EXERCISE INSTRUCTIONS
Without the pictures, copy all the entries below exactly.

--- Begin DATA TO USE ---

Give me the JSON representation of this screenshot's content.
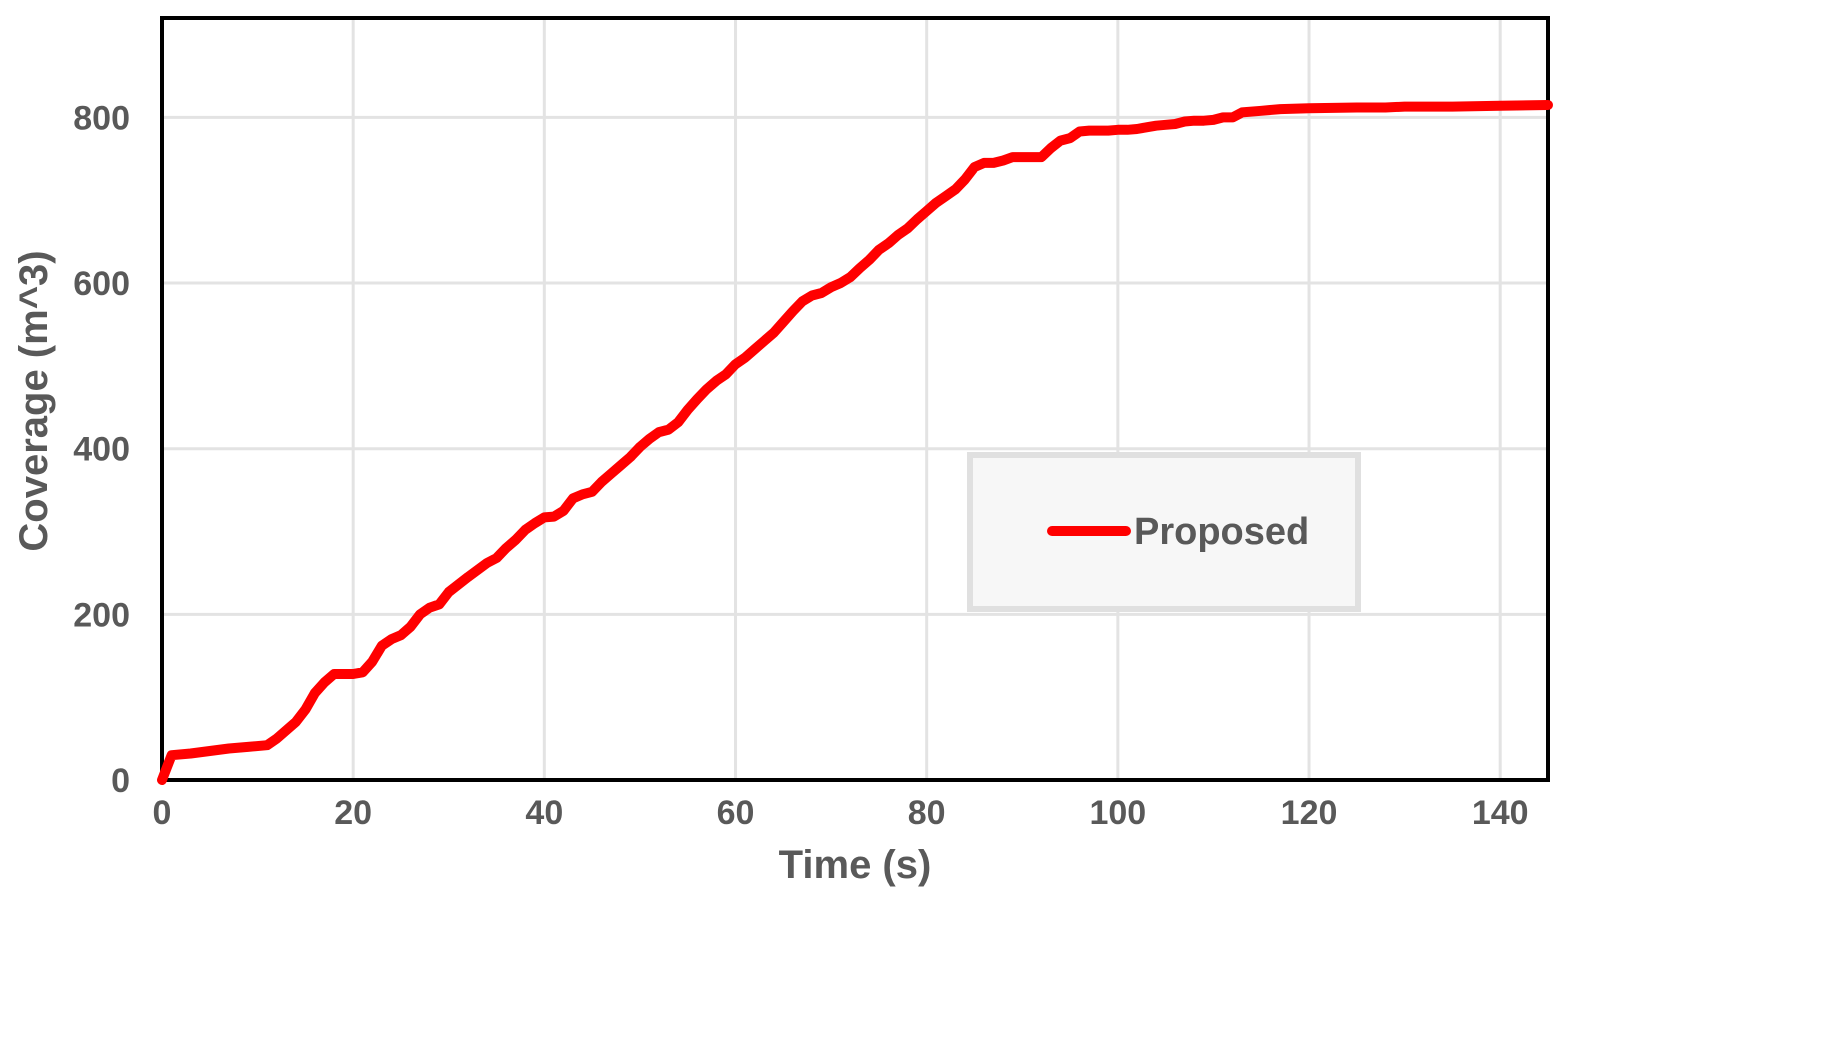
{
  "chart_data": {
    "type": "line",
    "title": "",
    "xlabel": "Time (s)",
    "ylabel": "Coverage (m^3)",
    "xlim": [
      0,
      145
    ],
    "ylim": [
      0,
      920
    ],
    "xticks": [
      0,
      20,
      40,
      60,
      80,
      100,
      120,
      140
    ],
    "yticks": [
      0,
      200,
      400,
      600,
      800
    ],
    "x_tick_labels": [
      "0",
      "20",
      "40",
      "60",
      "80",
      "100",
      "120",
      "140"
    ],
    "y_tick_labels": [
      "0",
      "200",
      "400",
      "600",
      "800"
    ],
    "grid": true,
    "legend_position": "center-right",
    "series": [
      {
        "name": "Proposed",
        "color": "#ff0000",
        "x": [
          0,
          1,
          3,
          5,
          7,
          9,
          11,
          12,
          14,
          15,
          16,
          17,
          18,
          20,
          21,
          22,
          23,
          24,
          25,
          26,
          27,
          28,
          29,
          30,
          32,
          34,
          35,
          36,
          37,
          38,
          39,
          40,
          41,
          42,
          43,
          44,
          45,
          46,
          47,
          48,
          49,
          50,
          51,
          52,
          53,
          54,
          55,
          56,
          57,
          58,
          59,
          60,
          61,
          62,
          63,
          64,
          65,
          66,
          67,
          68,
          69,
          70,
          71,
          72,
          73,
          74,
          75,
          76,
          77,
          78,
          79,
          80,
          81,
          82,
          83,
          84,
          85,
          86,
          87,
          88,
          89,
          90,
          91,
          92,
          93,
          94,
          95,
          96,
          97,
          98,
          99,
          100,
          101,
          102,
          103,
          104,
          105,
          106,
          107,
          108,
          109,
          110,
          111,
          112,
          113,
          115,
          117,
          120,
          125,
          128,
          130,
          135,
          140,
          145
        ],
        "values": [
          0,
          30,
          32,
          35,
          38,
          40,
          42,
          50,
          70,
          85,
          105,
          118,
          128,
          128,
          130,
          143,
          162,
          170,
          175,
          185,
          200,
          208,
          212,
          227,
          245,
          262,
          268,
          280,
          290,
          302,
          310,
          317,
          318,
          325,
          340,
          345,
          348,
          360,
          370,
          380,
          390,
          402,
          412,
          420,
          423,
          432,
          447,
          460,
          472,
          482,
          490,
          502,
          510,
          520,
          530,
          540,
          553,
          566,
          578,
          585,
          588,
          595,
          600,
          607,
          618,
          628,
          640,
          648,
          658,
          666,
          677,
          687,
          697,
          705,
          713,
          725,
          740,
          745,
          745,
          748,
          752,
          752,
          752,
          752,
          763,
          772,
          775,
          783,
          784,
          784,
          784,
          785,
          785,
          786,
          788,
          790,
          791,
          792,
          795,
          796,
          796,
          797,
          800,
          800,
          806,
          808,
          810,
          811,
          812,
          812,
          813,
          813,
          814,
          815
        ]
      }
    ]
  }
}
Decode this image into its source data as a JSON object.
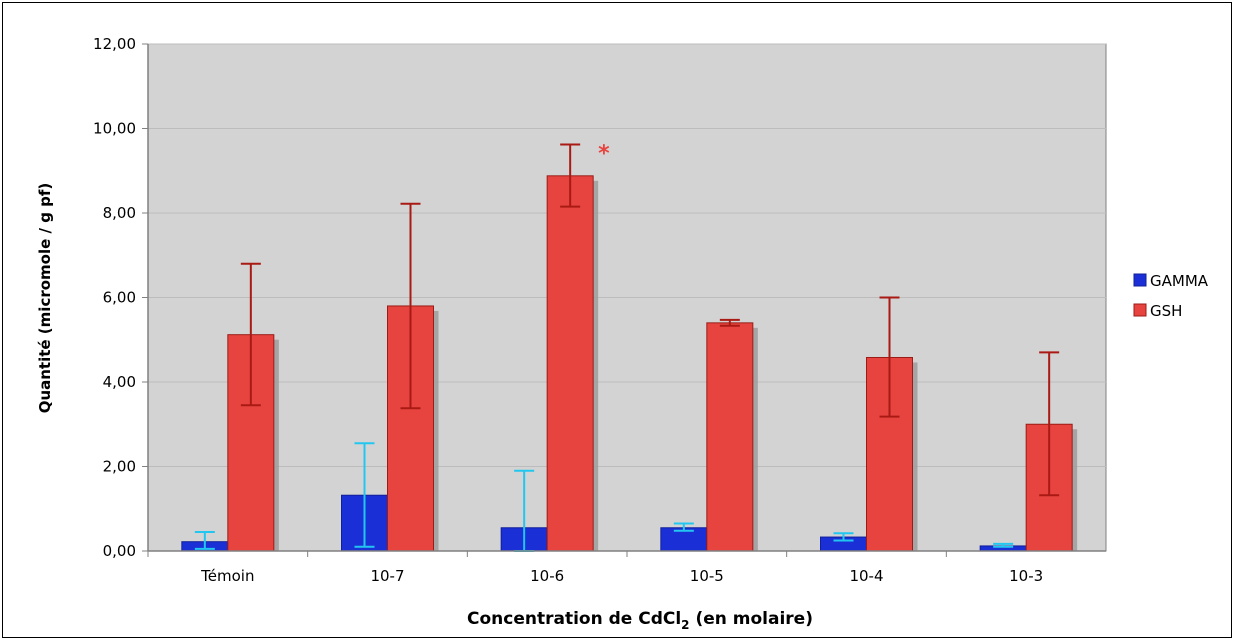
{
  "chart_data": {
    "type": "bar",
    "categories": [
      "Témoin",
      "10-7",
      "10-6",
      "10-5",
      "10-4",
      "10-3"
    ],
    "series": [
      {
        "name": "GAMMA",
        "color": "#1a2fd6",
        "error_color": "#22c7f0",
        "values": [
          0.22,
          1.32,
          0.55,
          0.55,
          0.33,
          0.12
        ],
        "error_high": [
          0.45,
          2.55,
          1.9,
          0.65,
          0.42,
          0.17
        ],
        "error_low": [
          0.05,
          0.1,
          0.0,
          0.48,
          0.25,
          0.1
        ]
      },
      {
        "name": "GSH",
        "color": "#e8443f",
        "error_color": "#aa1a14",
        "values": [
          5.12,
          5.8,
          8.88,
          5.4,
          4.58,
          3.0
        ],
        "error_high": [
          6.8,
          8.22,
          9.62,
          5.47,
          6.0,
          4.7
        ],
        "error_low": [
          3.45,
          3.38,
          8.15,
          5.33,
          3.18,
          1.32
        ]
      }
    ],
    "ylim": [
      0,
      12
    ],
    "yticks": [
      "0,00",
      "2,00",
      "4,00",
      "6,00",
      "8,00",
      "10,00",
      "12,00"
    ],
    "ylabel": "Quantité (micromole / g pf)",
    "xlabel_main": "Concentration de CdCl",
    "xlabel_sub": "2",
    "xlabel_tail": " (en molaire)",
    "annotation": {
      "text": "*",
      "category_index": 2,
      "series_index": 1,
      "color": "#e8443f"
    },
    "plot_background": "#d3d3d3",
    "legend_position": "right"
  }
}
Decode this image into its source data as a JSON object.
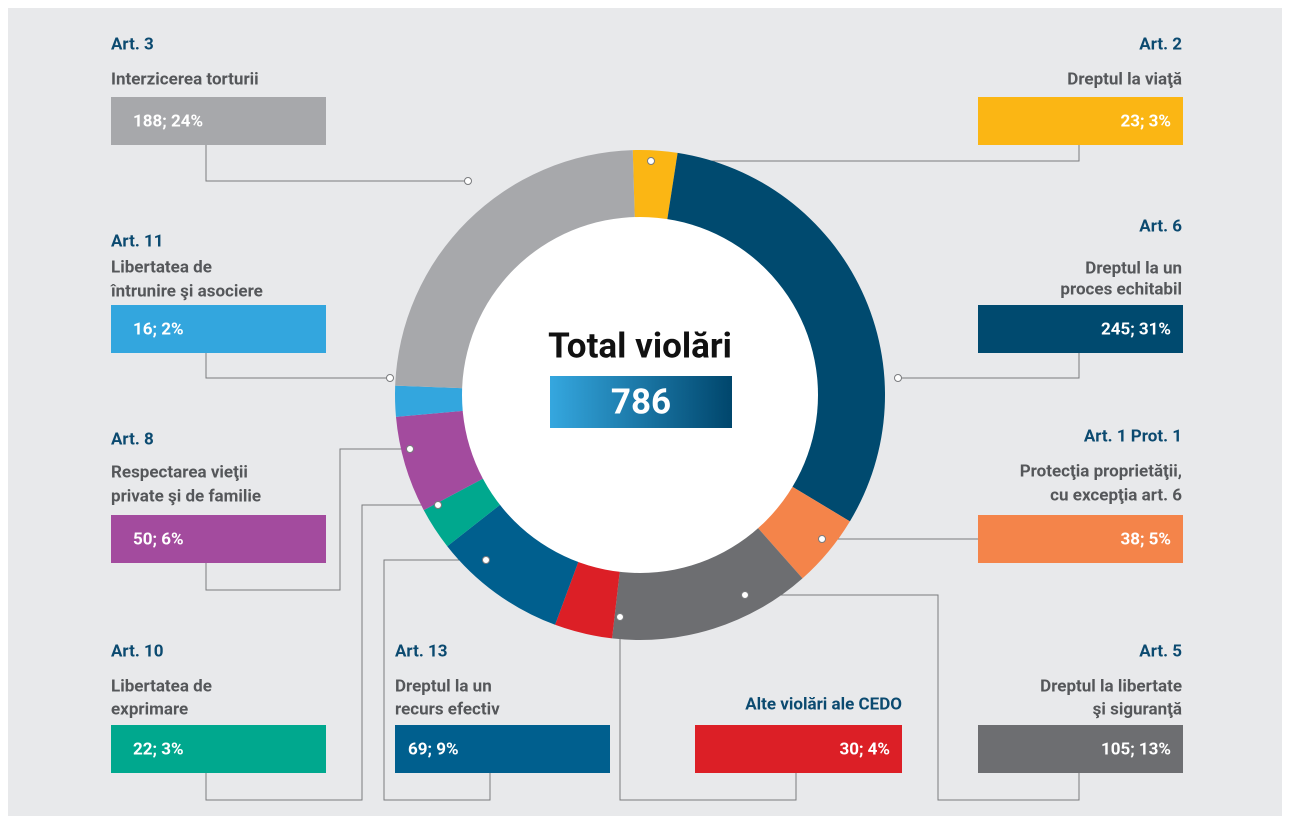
{
  "chart_data": {
    "type": "donut",
    "center_label": "Total violări",
    "total": 786,
    "categories": [
      "Art. 2",
      "Art. 6",
      "Art. 1 Prot. 1",
      "Art. 5",
      "Alte violări ale CEDO",
      "Art. 13",
      "Art. 10",
      "Art. 8",
      "Art. 11",
      "Art. 3"
    ],
    "descriptions": [
      [
        "Dreptul la viaţă"
      ],
      [
        "Dreptul la un",
        "proces echitabil"
      ],
      [
        "Protecţia proprietăţii,",
        "cu excepţia art. 6"
      ],
      [
        "Dreptul la libertate",
        "şi siguranţă"
      ],
      [],
      [
        "Dreptul la un",
        "recurs efectiv"
      ],
      [
        "Libertatea de",
        "exprimare"
      ],
      [
        "Respectarea vieţii",
        "private şi de familie"
      ],
      [
        "Libertatea de",
        "întrunire şi asociere"
      ],
      [
        "Interzicerea torturii"
      ]
    ],
    "values": [
      23,
      245,
      38,
      105,
      30,
      69,
      22,
      50,
      16,
      188
    ],
    "value_labels": [
      "23; 3%",
      "245; 31%",
      "38; 5%",
      "105; 13%",
      "30; 4%",
      "69; 9%",
      "22; 3%",
      "50; 6%",
      "16; 2%",
      "188; 24%"
    ],
    "colors": [
      "#fbb614",
      "#004a6f",
      "#f4844a",
      "#6d6e71",
      "#dc1f26",
      "#005f8e",
      "#00a88e",
      "#a34b9e",
      "#33a6de",
      "#a7a8ab"
    ]
  }
}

--- End DATA TO USE ---

SOLUTION TO THIS PROBLEM
Give me the JSON representation of this screenshot's content.
{
  "chart_data": {
    "type": "line",
    "title": "",
    "xlabel": "Time (s)",
    "ylabel": "Coverage (m^3)",
    "xlim": [
      0,
      145
    ],
    "ylim": [
      0,
      920
    ],
    "xticks": [
      0,
      20,
      40,
      60,
      80,
      100,
      120,
      140
    ],
    "yticks": [
      0,
      200,
      400,
      600,
      800
    ],
    "x_tick_labels": [
      "0",
      "20",
      "40",
      "60",
      "80",
      "100",
      "120",
      "140"
    ],
    "y_tick_labels": [
      "0",
      "200",
      "400",
      "600",
      "800"
    ],
    "grid": true,
    "legend_position": "center-right",
    "series": [
      {
        "name": "Proposed",
        "color": "#ff0000",
        "x": [
          0,
          1,
          3,
          5,
          7,
          9,
          11,
          12,
          14,
          15,
          16,
          17,
          18,
          20,
          21,
          22,
          23,
          24,
          25,
          26,
          27,
          28,
          29,
          30,
          32,
          34,
          35,
          36,
          37,
          38,
          39,
          40,
          41,
          42,
          43,
          44,
          45,
          46,
          47,
          48,
          49,
          50,
          51,
          52,
          53,
          54,
          55,
          56,
          57,
          58,
          59,
          60,
          61,
          62,
          63,
          64,
          65,
          66,
          67,
          68,
          69,
          70,
          71,
          72,
          73,
          74,
          75,
          76,
          77,
          78,
          79,
          80,
          81,
          82,
          83,
          84,
          85,
          86,
          87,
          88,
          89,
          90,
          91,
          92,
          93,
          94,
          95,
          96,
          97,
          98,
          99,
          100,
          101,
          102,
          103,
          104,
          105,
          106,
          107,
          108,
          109,
          110,
          111,
          112,
          113,
          115,
          117,
          120,
          125,
          128,
          130,
          135,
          140,
          145
        ],
        "values": [
          0,
          30,
          32,
          35,
          38,
          40,
          42,
          50,
          70,
          85,
          105,
          118,
          128,
          128,
          130,
          143,
          162,
          170,
          175,
          185,
          200,
          208,
          212,
          227,
          245,
          262,
          268,
          280,
          290,
          302,
          310,
          317,
          318,
          325,
          340,
          345,
          348,
          360,
          370,
          380,
          390,
          402,
          412,
          420,
          423,
          432,
          447,
          460,
          472,
          482,
          490,
          502,
          510,
          520,
          530,
          540,
          553,
          566,
          578,
          585,
          588,
          595,
          600,
          607,
          618,
          628,
          640,
          648,
          658,
          666,
          677,
          687,
          697,
          705,
          713,
          725,
          740,
          745,
          745,
          748,
          752,
          752,
          752,
          752,
          763,
          772,
          775,
          783,
          784,
          784,
          784,
          785,
          785,
          786,
          788,
          790,
          791,
          792,
          795,
          796,
          796,
          797,
          800,
          800,
          806,
          808,
          810,
          811,
          812,
          812,
          813,
          813,
          814,
          815
        ]
      }
    ]
  }
}
Decode this image into its source data as a JSON object.
{
  "chart_data": {
    "type": "bar",
    "categories": [
      "Témoin",
      "10-7",
      "10-6",
      "10-5",
      "10-4",
      "10-3"
    ],
    "series": [
      {
        "name": "GAMMA",
        "color": "#1a2fd6",
        "error_color": "#22c7f0",
        "values": [
          0.22,
          1.32,
          0.55,
          0.55,
          0.33,
          0.12
        ],
        "error_high": [
          0.45,
          2.55,
          1.9,
          0.65,
          0.42,
          0.17
        ],
        "error_low": [
          0.05,
          0.1,
          0.0,
          0.48,
          0.25,
          0.1
        ]
      },
      {
        "name": "GSH",
        "color": "#e8443f",
        "error_color": "#aa1a14",
        "values": [
          5.12,
          5.8,
          8.88,
          5.4,
          4.58,
          3.0
        ],
        "error_high": [
          6.8,
          8.22,
          9.62,
          5.47,
          6.0,
          4.7
        ],
        "error_low": [
          3.45,
          3.38,
          8.15,
          5.33,
          3.18,
          1.32
        ]
      }
    ],
    "ylim": [
      0,
      12
    ],
    "yticks": [
      "0,00",
      "2,00",
      "4,00",
      "6,00",
      "8,00",
      "10,00",
      "12,00"
    ],
    "ylabel": "Quantité (micromole / g pf)",
    "xlabel_main": "Concentration de CdCl",
    "xlabel_sub": "2",
    "xlabel_tail": " (en molaire)",
    "annotation": {
      "text": "*",
      "category_index": 2,
      "series_index": 1,
      "color": "#e8443f"
    },
    "plot_background": "#d3d3d3",
    "legend_position": "right"
  }
}
Decode this image into its source data as a JSON object.
{
  "chart_data": {
    "type": "donut",
    "center_label": "Total violări",
    "total": 786,
    "categories": [
      "Art. 2",
      "Art. 6",
      "Art. 1 Prot. 1",
      "Art. 5",
      "Alte violări ale CEDO",
      "Art. 13",
      "Art. 10",
      "Art. 8",
      "Art. 11",
      "Art. 3"
    ],
    "descriptions": [
      [
        "Dreptul la viaţă"
      ],
      [
        "Dreptul la un",
        "proces echitabil"
      ],
      [
        "Protecţia proprietăţii,",
        "cu excepţia art. 6"
      ],
      [
        "Dreptul la libertate",
        "şi siguranţă"
      ],
      [],
      [
        "Dreptul la un",
        "recurs efectiv"
      ],
      [
        "Libertatea de",
        "exprimare"
      ],
      [
        "Respectarea vieţii",
        "private şi de familie"
      ],
      [
        "Libertatea de",
        "întrunire şi asociere"
      ],
      [
        "Interzicerea torturii"
      ]
    ],
    "values": [
      23,
      245,
      38,
      105,
      30,
      69,
      22,
      50,
      16,
      188
    ],
    "value_labels": [
      "23; 3%",
      "245; 31%",
      "38; 5%",
      "105; 13%",
      "30; 4%",
      "69; 9%",
      "22; 3%",
      "50; 6%",
      "16; 2%",
      "188; 24%"
    ],
    "colors": [
      "#fbb614",
      "#004a6f",
      "#f4844a",
      "#6d6e71",
      "#dc1f26",
      "#005f8e",
      "#00a88e",
      "#a34b9e",
      "#33a6de",
      "#a7a8ab"
    ]
  }
}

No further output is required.